Activity:
Write the records below out in full, character for character, with no pictures.

Web page and app entries

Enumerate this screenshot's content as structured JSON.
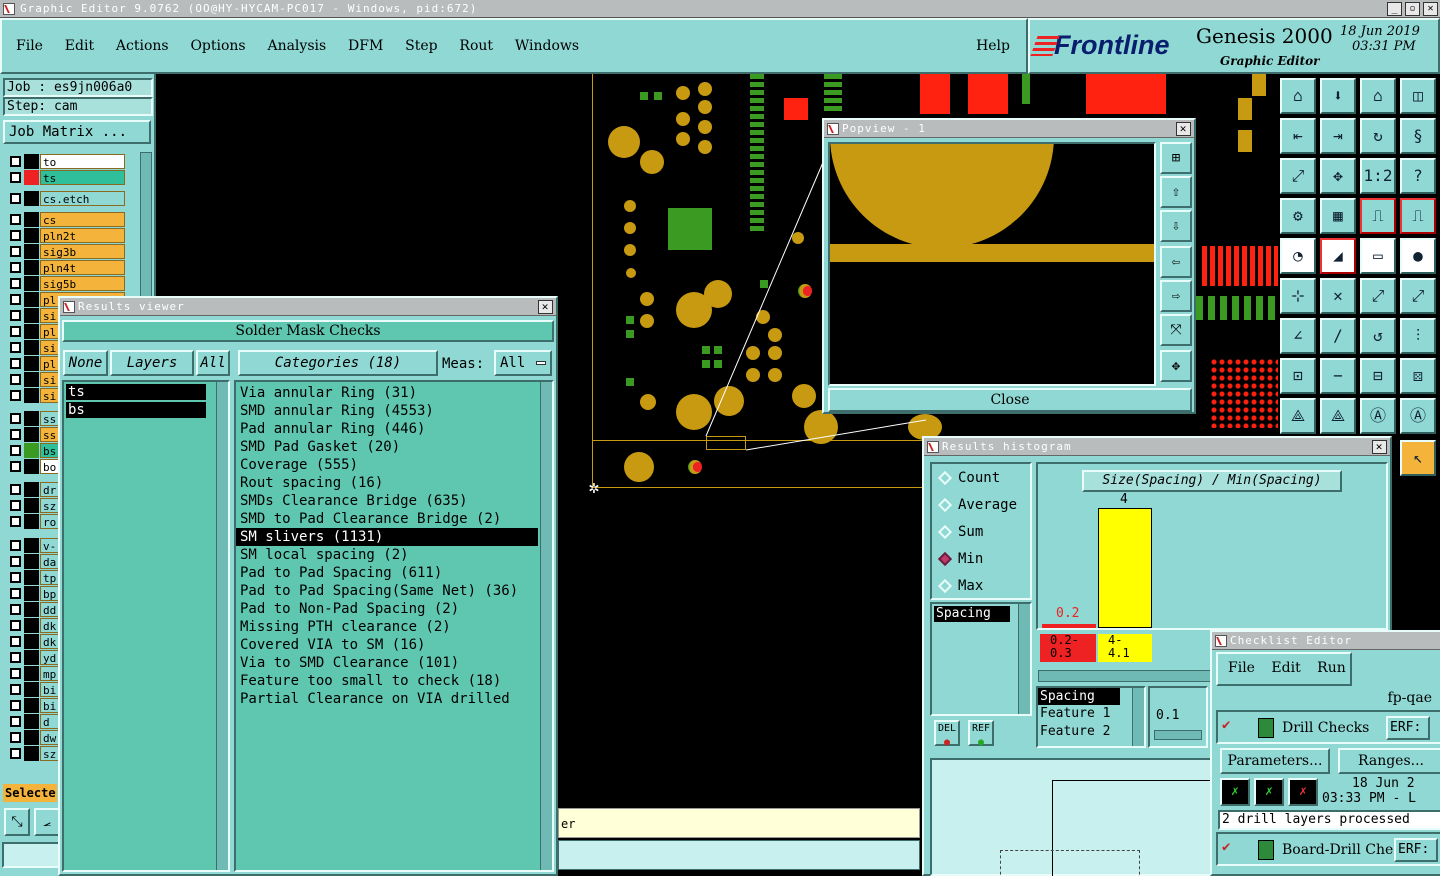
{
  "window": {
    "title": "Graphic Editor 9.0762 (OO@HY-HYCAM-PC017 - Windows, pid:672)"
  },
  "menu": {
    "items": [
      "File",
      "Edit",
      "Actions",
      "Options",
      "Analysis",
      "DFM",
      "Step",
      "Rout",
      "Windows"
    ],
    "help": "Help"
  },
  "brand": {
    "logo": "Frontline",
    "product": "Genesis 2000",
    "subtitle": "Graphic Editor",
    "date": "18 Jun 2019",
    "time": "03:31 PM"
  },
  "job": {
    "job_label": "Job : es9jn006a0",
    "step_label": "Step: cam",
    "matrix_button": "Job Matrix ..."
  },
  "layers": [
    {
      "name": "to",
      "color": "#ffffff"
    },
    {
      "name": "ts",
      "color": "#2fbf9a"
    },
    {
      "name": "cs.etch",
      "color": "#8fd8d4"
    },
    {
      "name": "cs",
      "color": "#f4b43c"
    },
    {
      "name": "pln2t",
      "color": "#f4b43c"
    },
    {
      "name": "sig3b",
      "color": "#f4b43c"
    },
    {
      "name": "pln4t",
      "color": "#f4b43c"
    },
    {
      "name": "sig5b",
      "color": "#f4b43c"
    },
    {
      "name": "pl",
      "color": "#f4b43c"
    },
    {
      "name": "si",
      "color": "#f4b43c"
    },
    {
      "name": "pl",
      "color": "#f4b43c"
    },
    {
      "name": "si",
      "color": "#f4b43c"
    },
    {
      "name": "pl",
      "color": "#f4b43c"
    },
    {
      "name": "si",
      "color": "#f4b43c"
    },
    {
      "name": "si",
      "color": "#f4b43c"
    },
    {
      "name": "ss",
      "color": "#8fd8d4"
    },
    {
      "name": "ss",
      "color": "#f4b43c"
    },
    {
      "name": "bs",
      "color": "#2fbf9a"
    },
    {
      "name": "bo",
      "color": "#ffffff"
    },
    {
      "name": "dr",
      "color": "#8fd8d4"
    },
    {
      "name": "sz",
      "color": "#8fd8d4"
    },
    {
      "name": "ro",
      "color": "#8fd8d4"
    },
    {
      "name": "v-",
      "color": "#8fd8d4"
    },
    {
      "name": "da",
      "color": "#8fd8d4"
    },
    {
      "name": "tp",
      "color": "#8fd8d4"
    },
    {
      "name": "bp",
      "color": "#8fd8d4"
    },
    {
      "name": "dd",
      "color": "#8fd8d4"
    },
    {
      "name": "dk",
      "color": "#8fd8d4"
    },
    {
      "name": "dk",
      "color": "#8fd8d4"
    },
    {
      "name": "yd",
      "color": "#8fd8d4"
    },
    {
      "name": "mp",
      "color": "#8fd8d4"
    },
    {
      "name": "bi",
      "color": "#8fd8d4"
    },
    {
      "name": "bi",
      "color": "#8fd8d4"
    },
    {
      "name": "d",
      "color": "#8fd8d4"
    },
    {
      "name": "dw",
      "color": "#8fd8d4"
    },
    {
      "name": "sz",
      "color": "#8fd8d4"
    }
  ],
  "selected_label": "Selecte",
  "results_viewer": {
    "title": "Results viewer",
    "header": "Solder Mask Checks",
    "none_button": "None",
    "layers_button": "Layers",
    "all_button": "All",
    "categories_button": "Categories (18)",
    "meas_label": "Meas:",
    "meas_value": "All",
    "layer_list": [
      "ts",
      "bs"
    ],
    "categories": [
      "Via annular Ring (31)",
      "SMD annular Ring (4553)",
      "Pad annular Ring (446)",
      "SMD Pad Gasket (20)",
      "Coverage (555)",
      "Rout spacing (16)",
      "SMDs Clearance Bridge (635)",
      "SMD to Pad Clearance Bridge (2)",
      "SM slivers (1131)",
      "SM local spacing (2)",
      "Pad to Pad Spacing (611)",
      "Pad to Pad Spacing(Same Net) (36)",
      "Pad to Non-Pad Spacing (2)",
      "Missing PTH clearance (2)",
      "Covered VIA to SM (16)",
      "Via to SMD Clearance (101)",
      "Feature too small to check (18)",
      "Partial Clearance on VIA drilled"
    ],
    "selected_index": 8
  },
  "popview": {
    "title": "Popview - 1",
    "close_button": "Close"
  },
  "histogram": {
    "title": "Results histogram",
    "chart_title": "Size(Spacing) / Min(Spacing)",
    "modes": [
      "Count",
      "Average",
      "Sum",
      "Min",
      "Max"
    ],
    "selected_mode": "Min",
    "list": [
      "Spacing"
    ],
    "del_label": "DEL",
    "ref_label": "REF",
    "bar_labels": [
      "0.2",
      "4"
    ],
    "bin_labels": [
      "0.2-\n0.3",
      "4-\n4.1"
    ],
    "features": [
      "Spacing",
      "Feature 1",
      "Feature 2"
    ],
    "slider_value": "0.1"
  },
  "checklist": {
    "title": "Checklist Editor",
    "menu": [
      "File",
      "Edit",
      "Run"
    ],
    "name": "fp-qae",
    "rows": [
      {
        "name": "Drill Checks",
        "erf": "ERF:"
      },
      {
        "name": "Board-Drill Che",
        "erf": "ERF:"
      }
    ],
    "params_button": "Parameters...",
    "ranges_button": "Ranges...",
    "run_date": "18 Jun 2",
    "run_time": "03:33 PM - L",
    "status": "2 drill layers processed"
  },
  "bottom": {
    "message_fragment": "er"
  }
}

Solved exercise:
Enumerate this screenshot's content as structured JSON.
{
  "window": {
    "title": "Graphic Editor 9.0762 (OO@HY-HYCAM-PC017 - Windows, pid:672)"
  },
  "menu": {
    "items": [
      "File",
      "Edit",
      "Actions",
      "Options",
      "Analysis",
      "DFM",
      "Step",
      "Rout",
      "Windows"
    ],
    "help": "Help"
  },
  "brand": {
    "logo": "Frontline",
    "product": "Genesis 2000",
    "subtitle": "Graphic Editor",
    "date": "18 Jun 2019",
    "time": "03:31 PM"
  },
  "job": {
    "job_label": "Job : es9jn006a0",
    "step_label": "Step: cam",
    "matrix_button": "Job Matrix ..."
  },
  "layers": [
    {
      "name": "to",
      "color": "#ffffff"
    },
    {
      "name": "ts",
      "color": "#2fbf9a"
    },
    {
      "name": "cs.etch",
      "color": "#8fd8d4"
    },
    {
      "name": "cs",
      "color": "#f4b43c"
    },
    {
      "name": "pln2t",
      "color": "#f4b43c"
    },
    {
      "name": "sig3b",
      "color": "#f4b43c"
    },
    {
      "name": "pln4t",
      "color": "#f4b43c"
    },
    {
      "name": "sig5b",
      "color": "#f4b43c"
    },
    {
      "name": "pl",
      "color": "#f4b43c"
    },
    {
      "name": "si",
      "color": "#f4b43c"
    },
    {
      "name": "pl",
      "color": "#f4b43c"
    },
    {
      "name": "si",
      "color": "#f4b43c"
    },
    {
      "name": "pl",
      "color": "#f4b43c"
    },
    {
      "name": "si",
      "color": "#f4b43c"
    },
    {
      "name": "si",
      "color": "#f4b43c"
    },
    {
      "name": "ss",
      "color": "#8fd8d4"
    },
    {
      "name": "ss",
      "color": "#f4b43c"
    },
    {
      "name": "bs",
      "color": "#2fbf9a"
    },
    {
      "name": "bo",
      "color": "#ffffff"
    },
    {
      "name": "dr",
      "color": "#8fd8d4"
    },
    {
      "name": "sz",
      "color": "#8fd8d4"
    },
    {
      "name": "ro",
      "color": "#8fd8d4"
    },
    {
      "name": "v-",
      "color": "#8fd8d4"
    },
    {
      "name": "da",
      "color": "#8fd8d4"
    },
    {
      "name": "tp",
      "color": "#8fd8d4"
    },
    {
      "name": "bp",
      "color": "#8fd8d4"
    },
    {
      "name": "dd",
      "color": "#8fd8d4"
    },
    {
      "name": "dk",
      "color": "#8fd8d4"
    },
    {
      "name": "dk",
      "color": "#8fd8d4"
    },
    {
      "name": "yd",
      "color": "#8fd8d4"
    },
    {
      "name": "mp",
      "color": "#8fd8d4"
    },
    {
      "name": "bi",
      "color": "#8fd8d4"
    },
    {
      "name": "bi",
      "color": "#8fd8d4"
    },
    {
      "name": "d",
      "color": "#8fd8d4"
    },
    {
      "name": "dw",
      "color": "#8fd8d4"
    },
    {
      "name": "sz",
      "color": "#8fd8d4"
    }
  ],
  "selected_label": "Selecte",
  "results_viewer": {
    "title": "Results viewer",
    "header": "Solder Mask Checks",
    "none_button": "None",
    "layers_button": "Layers",
    "all_button": "All",
    "categories_button": "Categories (18)",
    "meas_label": "Meas:",
    "meas_value": "All",
    "layer_list": [
      "ts",
      "bs"
    ],
    "categories": [
      "Via annular Ring (31)",
      "SMD annular Ring (4553)",
      "Pad annular Ring (446)",
      "SMD Pad Gasket (20)",
      "Coverage (555)",
      "Rout spacing (16)",
      "SMDs Clearance Bridge (635)",
      "SMD to Pad Clearance Bridge (2)",
      "SM slivers (1131)",
      "SM local spacing (2)",
      "Pad to Pad Spacing (611)",
      "Pad to Pad Spacing(Same Net) (36)",
      "Pad to Non-Pad Spacing (2)",
      "Missing PTH clearance (2)",
      "Covered VIA to SM (16)",
      "Via to SMD Clearance (101)",
      "Feature too small to check (18)",
      "Partial Clearance on VIA drilled"
    ],
    "selected_index": 8
  },
  "popview": {
    "title": "Popview - 1",
    "close_button": "Close"
  },
  "histogram": {
    "title": "Results histogram",
    "chart_title": "Size(Spacing) / Min(Spacing)",
    "modes": [
      "Count",
      "Average",
      "Sum",
      "Min",
      "Max"
    ],
    "selected_mode": "Min",
    "list": [
      "Spacing"
    ],
    "del_label": "DEL",
    "ref_label": "REF",
    "bar_labels": [
      "0.2",
      "4"
    ],
    "bin_labels": [
      "0.2-\n0.3",
      "4-\n4.1"
    ],
    "features": [
      "Spacing",
      "Feature 1",
      "Feature 2"
    ],
    "slider_value": "0.1"
  },
  "checklist": {
    "title": "Checklist Editor",
    "menu": [
      "File",
      "Edit",
      "Run"
    ],
    "name": "fp-qae",
    "rows": [
      {
        "name": "Drill Checks",
        "erf": "ERF:"
      },
      {
        "name": "Board-Drill Che",
        "erf": "ERF:"
      }
    ],
    "params_button": "Parameters...",
    "ranges_button": "Ranges...",
    "run_date": "18 Jun 2",
    "run_time": "03:33 PM - L",
    "status": "2 drill layers processed"
  },
  "bottom": {
    "message_fragment": "er"
  }
}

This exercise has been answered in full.